--- Items ---
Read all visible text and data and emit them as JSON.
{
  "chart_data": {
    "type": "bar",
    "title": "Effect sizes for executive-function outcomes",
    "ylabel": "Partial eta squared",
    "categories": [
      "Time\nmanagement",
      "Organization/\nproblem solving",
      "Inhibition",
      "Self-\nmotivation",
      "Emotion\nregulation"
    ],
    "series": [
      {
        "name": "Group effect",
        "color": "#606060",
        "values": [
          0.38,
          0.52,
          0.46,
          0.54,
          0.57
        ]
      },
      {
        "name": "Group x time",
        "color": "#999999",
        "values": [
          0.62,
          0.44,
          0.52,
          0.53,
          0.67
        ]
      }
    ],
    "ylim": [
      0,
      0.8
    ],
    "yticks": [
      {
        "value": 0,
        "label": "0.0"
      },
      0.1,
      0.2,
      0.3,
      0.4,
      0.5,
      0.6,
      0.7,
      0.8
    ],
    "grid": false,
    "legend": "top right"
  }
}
---
--- Items ---
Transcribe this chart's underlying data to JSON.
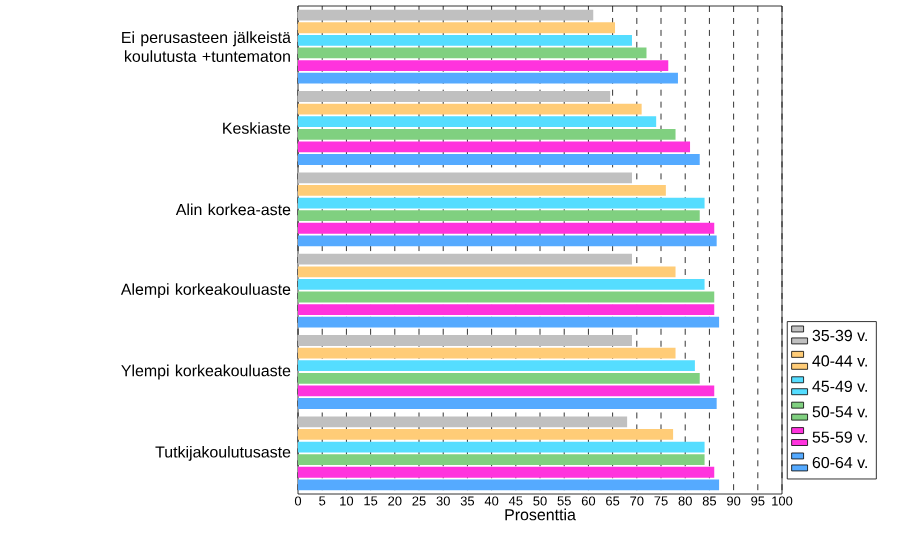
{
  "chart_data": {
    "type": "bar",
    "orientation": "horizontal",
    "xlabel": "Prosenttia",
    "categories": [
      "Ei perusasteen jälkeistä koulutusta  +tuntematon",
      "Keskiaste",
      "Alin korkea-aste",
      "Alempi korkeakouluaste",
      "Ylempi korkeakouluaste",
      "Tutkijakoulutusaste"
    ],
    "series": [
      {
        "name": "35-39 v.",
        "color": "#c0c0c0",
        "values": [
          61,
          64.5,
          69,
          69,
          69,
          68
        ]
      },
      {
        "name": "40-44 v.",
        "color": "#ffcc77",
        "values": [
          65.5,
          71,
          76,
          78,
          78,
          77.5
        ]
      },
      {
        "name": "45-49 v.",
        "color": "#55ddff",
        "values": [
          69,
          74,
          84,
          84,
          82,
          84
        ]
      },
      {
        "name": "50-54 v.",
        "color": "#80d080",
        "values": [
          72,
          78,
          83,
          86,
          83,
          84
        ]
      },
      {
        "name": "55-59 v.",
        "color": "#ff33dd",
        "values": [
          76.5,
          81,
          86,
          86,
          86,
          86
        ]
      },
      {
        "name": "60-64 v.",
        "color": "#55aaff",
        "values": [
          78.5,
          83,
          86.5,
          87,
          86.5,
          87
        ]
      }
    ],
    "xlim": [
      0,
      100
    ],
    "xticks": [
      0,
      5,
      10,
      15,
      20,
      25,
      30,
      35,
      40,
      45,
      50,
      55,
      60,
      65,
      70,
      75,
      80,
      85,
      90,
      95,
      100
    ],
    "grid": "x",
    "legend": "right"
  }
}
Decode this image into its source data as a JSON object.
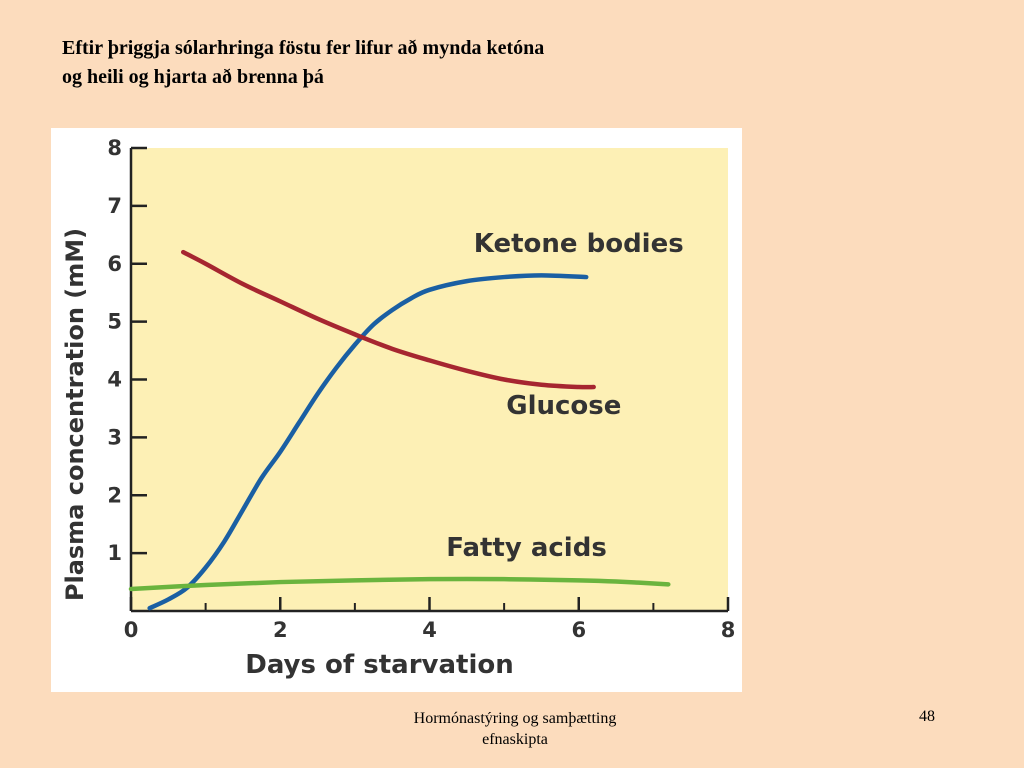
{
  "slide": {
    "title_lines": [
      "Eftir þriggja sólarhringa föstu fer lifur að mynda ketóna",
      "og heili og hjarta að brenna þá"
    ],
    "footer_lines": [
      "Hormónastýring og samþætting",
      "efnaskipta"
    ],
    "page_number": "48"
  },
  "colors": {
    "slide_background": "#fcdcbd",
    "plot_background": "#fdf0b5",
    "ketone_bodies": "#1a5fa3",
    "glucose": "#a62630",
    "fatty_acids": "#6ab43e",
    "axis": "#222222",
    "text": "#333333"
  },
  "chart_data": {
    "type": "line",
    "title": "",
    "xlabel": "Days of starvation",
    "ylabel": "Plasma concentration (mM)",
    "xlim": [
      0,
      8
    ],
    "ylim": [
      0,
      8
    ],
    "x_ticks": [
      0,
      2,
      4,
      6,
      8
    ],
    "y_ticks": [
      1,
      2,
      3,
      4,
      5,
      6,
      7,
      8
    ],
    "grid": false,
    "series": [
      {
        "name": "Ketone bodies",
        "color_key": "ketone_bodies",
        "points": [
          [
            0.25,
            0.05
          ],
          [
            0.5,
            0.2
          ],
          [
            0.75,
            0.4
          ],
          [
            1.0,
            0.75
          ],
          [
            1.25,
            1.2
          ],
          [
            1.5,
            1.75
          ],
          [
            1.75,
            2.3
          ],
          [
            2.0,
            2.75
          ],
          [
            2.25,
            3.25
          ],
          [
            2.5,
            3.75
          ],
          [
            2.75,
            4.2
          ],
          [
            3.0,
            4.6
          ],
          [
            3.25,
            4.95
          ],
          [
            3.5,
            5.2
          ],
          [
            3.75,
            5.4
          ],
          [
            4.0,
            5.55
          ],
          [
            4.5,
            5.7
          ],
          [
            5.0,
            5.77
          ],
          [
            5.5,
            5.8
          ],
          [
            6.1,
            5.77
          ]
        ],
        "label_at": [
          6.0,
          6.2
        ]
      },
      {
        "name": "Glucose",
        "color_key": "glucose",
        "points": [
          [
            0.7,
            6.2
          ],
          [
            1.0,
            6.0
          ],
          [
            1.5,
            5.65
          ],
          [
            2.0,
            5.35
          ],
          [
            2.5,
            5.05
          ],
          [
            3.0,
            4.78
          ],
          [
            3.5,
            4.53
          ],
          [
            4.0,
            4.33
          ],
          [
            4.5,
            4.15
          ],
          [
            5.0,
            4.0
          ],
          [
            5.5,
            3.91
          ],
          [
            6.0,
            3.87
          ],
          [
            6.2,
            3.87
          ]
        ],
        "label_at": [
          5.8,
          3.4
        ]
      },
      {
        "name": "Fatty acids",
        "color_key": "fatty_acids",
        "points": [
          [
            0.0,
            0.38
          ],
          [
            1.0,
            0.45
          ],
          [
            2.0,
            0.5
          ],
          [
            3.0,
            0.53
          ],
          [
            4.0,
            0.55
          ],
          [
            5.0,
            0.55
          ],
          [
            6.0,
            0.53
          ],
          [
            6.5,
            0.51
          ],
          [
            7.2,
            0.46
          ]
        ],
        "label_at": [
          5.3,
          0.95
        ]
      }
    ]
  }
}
---
- _Directions_
In the entries above, find lines with "this" and copy each.

- _Response to the task_
Transcribe this chart's underlying data to JSON.
Decode this image into its source data as a JSON object.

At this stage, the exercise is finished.